| Exercise goal |
Count how many lines have the word "RMSE" in them. Reply with that number by itself.

Dataset entries on figures
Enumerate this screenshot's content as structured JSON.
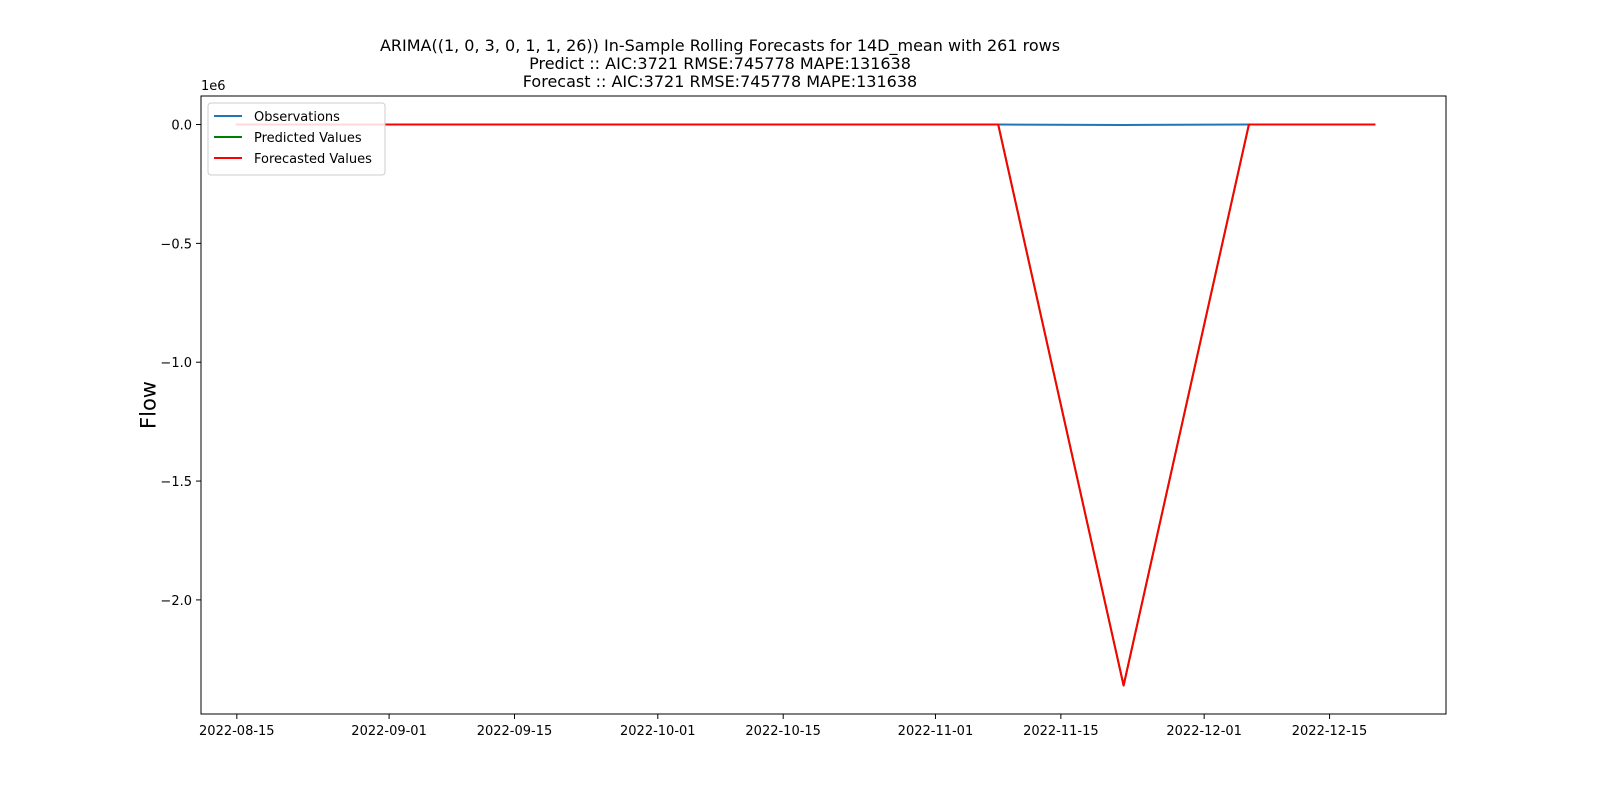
{
  "chart_data": {
    "type": "line",
    "title": "ARIMA((1, 0, 3, 0, 1, 1, 26)) In-Sample Rolling Forecasts for 14D_mean with 261 rows",
    "subtitle_lines": [
      "Predict :: AIC:3721 RMSE:745778 MAPE:131638",
      "Forecast :: AIC:3721 RMSE:745778 MAPE:131638"
    ],
    "xlabel": "",
    "ylabel": "Flow",
    "y_scale_label": "1e6",
    "xlim": [
      "2022-08-11",
      "2022-12-28"
    ],
    "ylim": [
      -2.48,
      0.12
    ],
    "y_unit_multiplier": 1000000,
    "x_ticks": [
      "2022-08-15",
      "2022-09-01",
      "2022-09-15",
      "2022-10-01",
      "2022-10-15",
      "2022-11-01",
      "2022-11-15",
      "2022-12-01",
      "2022-12-15"
    ],
    "y_ticks": [
      0.0,
      -0.5,
      -1.0,
      -1.5,
      -2.0
    ],
    "y_tick_labels": [
      "0.0",
      "−0.5",
      "−1.0",
      "−1.5",
      "−2.0"
    ],
    "grid": false,
    "legend_position": "upper-left",
    "series": [
      {
        "name": "Observations",
        "color": "#1f77b4",
        "points": [
          {
            "x": "2022-08-15",
            "y": 0.0
          },
          {
            "x": "2022-11-08",
            "y": 0.0
          },
          {
            "x": "2022-11-22",
            "y": -0.002
          },
          {
            "x": "2022-12-06",
            "y": 0.0
          },
          {
            "x": "2022-12-20",
            "y": 0.0
          }
        ]
      },
      {
        "name": "Predicted Values",
        "color": "#008000",
        "points": [
          {
            "x": "2022-08-15",
            "y": 0.0
          },
          {
            "x": "2022-11-08",
            "y": 0.0
          },
          {
            "x": "2022-11-22",
            "y": -2.36
          },
          {
            "x": "2022-12-06",
            "y": 0.0
          },
          {
            "x": "2022-12-20",
            "y": 0.0
          }
        ]
      },
      {
        "name": "Forecasted Values",
        "color": "#ff0000",
        "points": [
          {
            "x": "2022-08-15",
            "y": 0.0
          },
          {
            "x": "2022-11-08",
            "y": 0.0
          },
          {
            "x": "2022-11-22",
            "y": -2.36
          },
          {
            "x": "2022-12-06",
            "y": 0.0
          },
          {
            "x": "2022-12-20",
            "y": 0.0
          }
        ]
      }
    ]
  }
}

| Full answer |
2